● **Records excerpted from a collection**
------------------------------------------------------------------------
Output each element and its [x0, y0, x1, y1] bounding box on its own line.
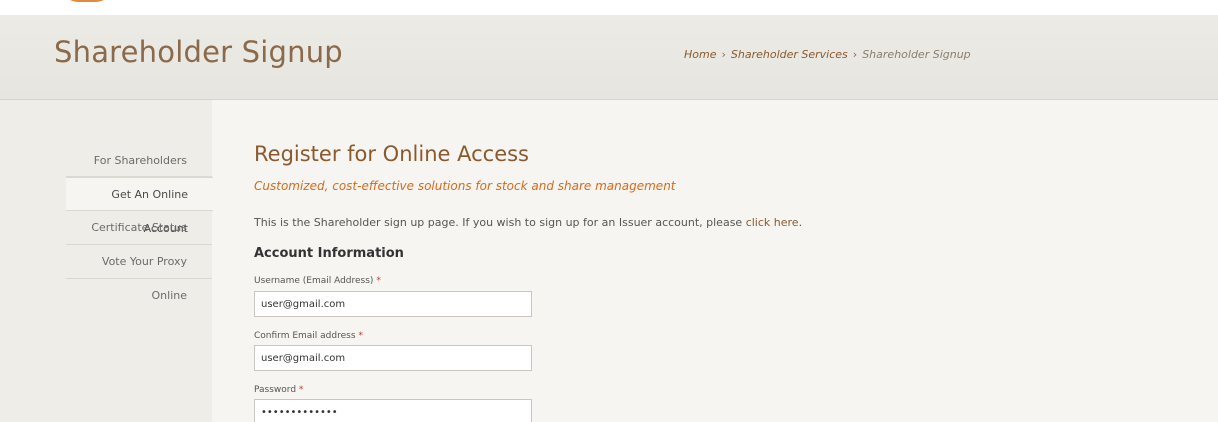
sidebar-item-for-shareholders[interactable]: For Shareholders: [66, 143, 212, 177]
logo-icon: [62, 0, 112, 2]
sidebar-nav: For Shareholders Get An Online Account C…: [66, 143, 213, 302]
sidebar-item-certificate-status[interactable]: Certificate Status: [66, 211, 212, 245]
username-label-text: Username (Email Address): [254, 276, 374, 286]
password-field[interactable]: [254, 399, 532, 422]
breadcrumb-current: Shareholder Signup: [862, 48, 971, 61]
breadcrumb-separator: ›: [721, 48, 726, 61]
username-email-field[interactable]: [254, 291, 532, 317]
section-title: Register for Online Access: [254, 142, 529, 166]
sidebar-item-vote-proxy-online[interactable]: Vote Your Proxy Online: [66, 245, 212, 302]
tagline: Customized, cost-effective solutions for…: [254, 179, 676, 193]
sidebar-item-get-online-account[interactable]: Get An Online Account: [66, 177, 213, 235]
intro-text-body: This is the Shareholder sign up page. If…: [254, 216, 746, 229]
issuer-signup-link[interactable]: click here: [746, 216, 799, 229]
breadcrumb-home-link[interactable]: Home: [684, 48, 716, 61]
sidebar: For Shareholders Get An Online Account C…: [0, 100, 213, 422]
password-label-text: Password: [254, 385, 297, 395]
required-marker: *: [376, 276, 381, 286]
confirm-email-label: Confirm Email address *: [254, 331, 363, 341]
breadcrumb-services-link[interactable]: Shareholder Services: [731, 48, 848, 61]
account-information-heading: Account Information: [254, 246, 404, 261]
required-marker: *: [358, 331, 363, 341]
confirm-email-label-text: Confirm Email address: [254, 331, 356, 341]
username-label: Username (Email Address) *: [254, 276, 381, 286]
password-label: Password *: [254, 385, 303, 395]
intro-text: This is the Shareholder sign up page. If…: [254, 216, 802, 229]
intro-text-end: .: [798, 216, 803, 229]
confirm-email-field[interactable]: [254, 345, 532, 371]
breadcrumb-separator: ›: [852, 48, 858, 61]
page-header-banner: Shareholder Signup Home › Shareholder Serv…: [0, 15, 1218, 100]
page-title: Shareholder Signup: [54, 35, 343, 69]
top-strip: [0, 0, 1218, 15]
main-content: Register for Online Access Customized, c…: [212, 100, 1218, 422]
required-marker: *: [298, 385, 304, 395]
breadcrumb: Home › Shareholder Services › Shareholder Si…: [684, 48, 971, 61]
------------------------------------------------------------------------
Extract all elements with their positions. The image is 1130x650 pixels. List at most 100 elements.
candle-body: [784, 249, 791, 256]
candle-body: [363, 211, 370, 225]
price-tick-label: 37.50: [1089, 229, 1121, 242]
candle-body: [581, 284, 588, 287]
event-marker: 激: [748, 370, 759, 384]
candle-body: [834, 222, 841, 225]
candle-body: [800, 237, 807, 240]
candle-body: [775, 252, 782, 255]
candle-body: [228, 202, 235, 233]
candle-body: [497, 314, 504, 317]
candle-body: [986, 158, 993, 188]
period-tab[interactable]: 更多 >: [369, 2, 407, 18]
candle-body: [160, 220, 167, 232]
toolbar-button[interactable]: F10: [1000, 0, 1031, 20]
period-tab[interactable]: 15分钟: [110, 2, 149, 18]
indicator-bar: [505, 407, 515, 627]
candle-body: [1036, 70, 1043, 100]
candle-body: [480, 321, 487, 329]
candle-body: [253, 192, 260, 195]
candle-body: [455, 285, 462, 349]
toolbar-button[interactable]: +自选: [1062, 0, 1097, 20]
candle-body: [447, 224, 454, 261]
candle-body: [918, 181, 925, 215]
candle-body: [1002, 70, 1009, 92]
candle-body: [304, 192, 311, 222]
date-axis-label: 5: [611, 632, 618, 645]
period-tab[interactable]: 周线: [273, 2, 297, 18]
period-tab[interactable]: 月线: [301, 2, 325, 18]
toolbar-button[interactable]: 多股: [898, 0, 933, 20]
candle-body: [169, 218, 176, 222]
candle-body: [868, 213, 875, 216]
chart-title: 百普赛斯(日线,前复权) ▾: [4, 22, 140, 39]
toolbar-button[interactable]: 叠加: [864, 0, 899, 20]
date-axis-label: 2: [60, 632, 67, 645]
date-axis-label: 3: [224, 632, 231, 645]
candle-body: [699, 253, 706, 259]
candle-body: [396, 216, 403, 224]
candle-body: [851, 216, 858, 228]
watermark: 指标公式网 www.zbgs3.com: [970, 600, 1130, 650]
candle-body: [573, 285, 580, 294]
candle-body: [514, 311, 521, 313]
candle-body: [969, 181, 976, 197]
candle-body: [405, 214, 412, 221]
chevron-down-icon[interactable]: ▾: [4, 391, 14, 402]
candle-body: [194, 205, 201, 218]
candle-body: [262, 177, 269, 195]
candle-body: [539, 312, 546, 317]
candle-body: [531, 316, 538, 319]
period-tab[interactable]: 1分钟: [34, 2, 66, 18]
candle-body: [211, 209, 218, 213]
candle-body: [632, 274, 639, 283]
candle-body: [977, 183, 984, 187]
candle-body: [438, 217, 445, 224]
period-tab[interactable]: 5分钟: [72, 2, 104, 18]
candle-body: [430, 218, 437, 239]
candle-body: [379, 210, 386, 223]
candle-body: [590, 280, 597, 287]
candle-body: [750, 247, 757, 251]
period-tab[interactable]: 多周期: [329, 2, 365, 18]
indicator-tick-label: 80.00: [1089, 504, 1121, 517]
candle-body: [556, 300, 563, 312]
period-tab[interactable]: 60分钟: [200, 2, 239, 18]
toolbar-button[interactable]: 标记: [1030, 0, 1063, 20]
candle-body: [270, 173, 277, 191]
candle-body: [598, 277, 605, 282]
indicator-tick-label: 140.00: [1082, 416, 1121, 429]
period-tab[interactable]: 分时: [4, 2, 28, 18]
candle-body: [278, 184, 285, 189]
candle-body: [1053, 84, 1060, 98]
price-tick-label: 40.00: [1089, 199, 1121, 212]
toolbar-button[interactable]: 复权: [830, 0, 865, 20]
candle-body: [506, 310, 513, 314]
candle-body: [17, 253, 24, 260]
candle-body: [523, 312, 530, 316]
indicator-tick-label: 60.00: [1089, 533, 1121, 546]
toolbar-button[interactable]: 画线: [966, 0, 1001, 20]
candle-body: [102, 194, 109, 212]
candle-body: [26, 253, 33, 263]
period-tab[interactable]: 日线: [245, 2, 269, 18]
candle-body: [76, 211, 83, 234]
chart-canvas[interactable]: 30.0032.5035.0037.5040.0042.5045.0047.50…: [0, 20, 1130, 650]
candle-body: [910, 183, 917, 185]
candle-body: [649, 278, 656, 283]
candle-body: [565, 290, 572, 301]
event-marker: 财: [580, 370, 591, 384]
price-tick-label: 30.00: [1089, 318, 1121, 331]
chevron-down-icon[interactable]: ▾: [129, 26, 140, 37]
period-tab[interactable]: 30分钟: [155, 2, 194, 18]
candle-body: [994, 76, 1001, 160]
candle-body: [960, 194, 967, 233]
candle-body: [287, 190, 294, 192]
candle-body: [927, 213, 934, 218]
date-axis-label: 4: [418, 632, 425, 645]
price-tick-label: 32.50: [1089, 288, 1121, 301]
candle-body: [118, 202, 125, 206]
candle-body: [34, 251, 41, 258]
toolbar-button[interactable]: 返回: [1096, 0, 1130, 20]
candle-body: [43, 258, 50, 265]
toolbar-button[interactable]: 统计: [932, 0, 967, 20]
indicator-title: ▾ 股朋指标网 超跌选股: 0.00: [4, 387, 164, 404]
------------------------------------------------------------------------
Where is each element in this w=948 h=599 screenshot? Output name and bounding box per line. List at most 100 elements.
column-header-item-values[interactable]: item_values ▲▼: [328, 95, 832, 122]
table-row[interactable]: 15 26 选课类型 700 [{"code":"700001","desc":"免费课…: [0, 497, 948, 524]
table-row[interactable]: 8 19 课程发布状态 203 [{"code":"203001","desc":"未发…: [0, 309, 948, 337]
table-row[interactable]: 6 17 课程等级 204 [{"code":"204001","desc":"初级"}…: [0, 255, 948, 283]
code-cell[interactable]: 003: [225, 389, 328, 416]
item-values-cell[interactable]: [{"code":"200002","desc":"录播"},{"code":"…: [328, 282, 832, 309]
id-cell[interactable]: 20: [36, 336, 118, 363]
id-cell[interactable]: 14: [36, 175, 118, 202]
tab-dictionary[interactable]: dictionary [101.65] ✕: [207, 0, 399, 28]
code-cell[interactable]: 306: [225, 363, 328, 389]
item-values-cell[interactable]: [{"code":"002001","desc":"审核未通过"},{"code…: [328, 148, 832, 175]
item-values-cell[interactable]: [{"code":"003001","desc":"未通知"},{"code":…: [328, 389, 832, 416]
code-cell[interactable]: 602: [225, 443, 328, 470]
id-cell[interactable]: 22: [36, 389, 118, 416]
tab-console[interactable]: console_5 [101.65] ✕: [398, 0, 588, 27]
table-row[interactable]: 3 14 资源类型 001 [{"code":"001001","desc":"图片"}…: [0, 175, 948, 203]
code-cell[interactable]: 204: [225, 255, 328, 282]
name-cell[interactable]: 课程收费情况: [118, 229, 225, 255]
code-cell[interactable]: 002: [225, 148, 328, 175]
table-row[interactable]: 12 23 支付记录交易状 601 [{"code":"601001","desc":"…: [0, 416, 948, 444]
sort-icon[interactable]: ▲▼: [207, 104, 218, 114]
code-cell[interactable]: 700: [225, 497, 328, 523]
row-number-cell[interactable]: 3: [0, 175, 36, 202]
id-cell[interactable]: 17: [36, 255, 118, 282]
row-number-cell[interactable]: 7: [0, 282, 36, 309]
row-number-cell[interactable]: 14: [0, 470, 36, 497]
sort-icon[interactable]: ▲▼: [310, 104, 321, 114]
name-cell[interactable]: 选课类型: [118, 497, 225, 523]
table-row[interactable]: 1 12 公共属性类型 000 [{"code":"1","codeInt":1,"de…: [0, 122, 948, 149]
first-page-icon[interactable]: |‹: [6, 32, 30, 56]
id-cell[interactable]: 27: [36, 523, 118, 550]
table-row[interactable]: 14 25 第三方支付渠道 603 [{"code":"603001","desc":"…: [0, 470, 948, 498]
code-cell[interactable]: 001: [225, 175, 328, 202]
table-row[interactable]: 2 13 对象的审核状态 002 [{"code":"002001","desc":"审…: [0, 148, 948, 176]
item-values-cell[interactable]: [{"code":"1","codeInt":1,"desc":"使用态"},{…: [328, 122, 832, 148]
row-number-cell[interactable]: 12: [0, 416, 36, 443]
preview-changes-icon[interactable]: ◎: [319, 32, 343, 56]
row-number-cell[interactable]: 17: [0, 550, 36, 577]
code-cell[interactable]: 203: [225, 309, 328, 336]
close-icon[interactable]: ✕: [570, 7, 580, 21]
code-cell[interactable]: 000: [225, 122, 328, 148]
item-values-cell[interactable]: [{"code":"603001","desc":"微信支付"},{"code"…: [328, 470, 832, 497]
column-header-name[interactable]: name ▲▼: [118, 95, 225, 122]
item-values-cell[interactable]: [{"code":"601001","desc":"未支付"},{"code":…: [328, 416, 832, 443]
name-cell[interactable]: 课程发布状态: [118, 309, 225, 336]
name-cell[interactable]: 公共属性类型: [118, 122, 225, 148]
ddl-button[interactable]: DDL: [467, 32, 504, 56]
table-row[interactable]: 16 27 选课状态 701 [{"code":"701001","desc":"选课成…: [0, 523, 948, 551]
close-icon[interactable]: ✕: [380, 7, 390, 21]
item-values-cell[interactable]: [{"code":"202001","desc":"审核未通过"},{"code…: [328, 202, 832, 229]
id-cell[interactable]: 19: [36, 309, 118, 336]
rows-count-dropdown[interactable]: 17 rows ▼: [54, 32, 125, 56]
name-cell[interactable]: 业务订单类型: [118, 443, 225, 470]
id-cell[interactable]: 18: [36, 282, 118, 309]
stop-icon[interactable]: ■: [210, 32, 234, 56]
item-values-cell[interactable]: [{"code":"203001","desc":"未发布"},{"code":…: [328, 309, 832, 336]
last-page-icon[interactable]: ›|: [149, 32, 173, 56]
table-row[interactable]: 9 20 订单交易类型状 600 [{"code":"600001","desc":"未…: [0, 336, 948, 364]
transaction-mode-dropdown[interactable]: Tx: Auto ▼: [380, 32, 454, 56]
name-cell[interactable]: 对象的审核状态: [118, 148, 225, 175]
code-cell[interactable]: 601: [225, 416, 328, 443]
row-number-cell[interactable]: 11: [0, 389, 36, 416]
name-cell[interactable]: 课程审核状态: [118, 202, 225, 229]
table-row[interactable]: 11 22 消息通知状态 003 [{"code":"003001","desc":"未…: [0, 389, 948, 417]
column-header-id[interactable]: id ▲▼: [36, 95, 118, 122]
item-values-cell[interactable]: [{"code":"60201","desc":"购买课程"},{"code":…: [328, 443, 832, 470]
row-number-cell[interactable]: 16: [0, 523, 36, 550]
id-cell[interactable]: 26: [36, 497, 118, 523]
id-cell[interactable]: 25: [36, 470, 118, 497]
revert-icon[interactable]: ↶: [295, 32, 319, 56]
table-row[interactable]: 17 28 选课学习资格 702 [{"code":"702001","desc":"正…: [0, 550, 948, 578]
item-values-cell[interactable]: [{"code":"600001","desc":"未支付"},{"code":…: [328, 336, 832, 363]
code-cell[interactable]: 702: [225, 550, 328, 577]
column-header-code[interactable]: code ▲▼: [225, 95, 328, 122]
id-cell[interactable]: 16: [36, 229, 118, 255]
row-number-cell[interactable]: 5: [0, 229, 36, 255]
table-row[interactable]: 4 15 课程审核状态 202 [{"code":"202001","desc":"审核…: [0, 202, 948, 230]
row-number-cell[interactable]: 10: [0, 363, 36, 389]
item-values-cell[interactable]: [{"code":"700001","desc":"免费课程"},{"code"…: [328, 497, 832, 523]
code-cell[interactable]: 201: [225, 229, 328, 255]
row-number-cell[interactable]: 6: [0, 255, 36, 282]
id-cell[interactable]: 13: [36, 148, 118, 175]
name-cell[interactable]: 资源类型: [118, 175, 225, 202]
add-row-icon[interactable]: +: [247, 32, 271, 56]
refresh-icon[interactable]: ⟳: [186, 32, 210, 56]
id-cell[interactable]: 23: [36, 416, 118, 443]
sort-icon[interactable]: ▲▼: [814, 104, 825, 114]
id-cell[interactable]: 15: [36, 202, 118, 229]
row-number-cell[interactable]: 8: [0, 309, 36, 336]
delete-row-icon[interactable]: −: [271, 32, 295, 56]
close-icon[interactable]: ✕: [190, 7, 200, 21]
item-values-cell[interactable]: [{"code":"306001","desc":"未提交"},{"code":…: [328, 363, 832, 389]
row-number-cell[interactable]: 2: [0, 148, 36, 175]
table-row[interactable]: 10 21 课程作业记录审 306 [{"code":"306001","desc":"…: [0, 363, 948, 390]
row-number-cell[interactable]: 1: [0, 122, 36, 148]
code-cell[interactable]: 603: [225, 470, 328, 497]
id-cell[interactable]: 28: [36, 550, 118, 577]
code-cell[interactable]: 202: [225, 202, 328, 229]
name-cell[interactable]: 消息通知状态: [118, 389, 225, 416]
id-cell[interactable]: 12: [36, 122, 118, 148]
------------------------------------------------------------------------
Reproduce the items above verbatim, beginning at the line that contains "Extract all elements" and stopping after the line that contains "chevron-down-icon[interactable]: ▾: [4, 391, 14, 402]".

Extract all elements with their positions. The image is 1130x650 pixels. List at most 100 elements.
candle-body: [784, 249, 791, 256]
candle-body: [363, 211, 370, 225]
price-tick-label: 37.50: [1089, 229, 1121, 242]
candle-body: [581, 284, 588, 287]
event-marker: 激: [748, 370, 759, 384]
candle-body: [834, 222, 841, 225]
candle-body: [800, 237, 807, 240]
candle-body: [775, 252, 782, 255]
candle-body: [228, 202, 235, 233]
candle-body: [497, 314, 504, 317]
candle-body: [986, 158, 993, 188]
period-tab[interactable]: 更多 >: [369, 2, 407, 18]
candle-body: [160, 220, 167, 232]
toolbar-button[interactable]: F10: [1000, 0, 1031, 20]
period-tab[interactable]: 15分钟: [110, 2, 149, 18]
indicator-bar: [505, 407, 515, 627]
candle-body: [1036, 70, 1043, 100]
candle-body: [480, 321, 487, 329]
candle-body: [253, 192, 260, 195]
candle-body: [455, 285, 462, 349]
toolbar-button[interactable]: +自选: [1062, 0, 1097, 20]
candle-body: [447, 224, 454, 261]
candle-body: [918, 181, 925, 215]
candle-body: [1002, 70, 1009, 92]
candle-body: [304, 192, 311, 222]
date-axis-label: 5: [611, 632, 618, 645]
period-tab[interactable]: 周线: [273, 2, 297, 18]
period-tab[interactable]: 月线: [301, 2, 325, 18]
toolbar-button[interactable]: 多股: [898, 0, 933, 20]
candle-body: [169, 218, 176, 222]
candle-body: [868, 213, 875, 216]
chart-title: 百普赛斯(日线,前复权) ▾: [4, 22, 140, 39]
toolbar-button[interactable]: 叠加: [864, 0, 899, 20]
date-axis-label: 2: [60, 632, 67, 645]
date-axis-label: 3: [224, 632, 231, 645]
candle-body: [699, 253, 706, 259]
candle-body: [396, 216, 403, 224]
candle-body: [851, 216, 858, 228]
watermark: 指标公式网 www.zbgs3.com: [970, 600, 1130, 650]
candle-body: [573, 285, 580, 294]
candle-body: [514, 311, 521, 313]
candle-body: [969, 181, 976, 197]
candle-body: [405, 214, 412, 221]
chevron-down-icon[interactable]: ▾: [4, 391, 14, 402]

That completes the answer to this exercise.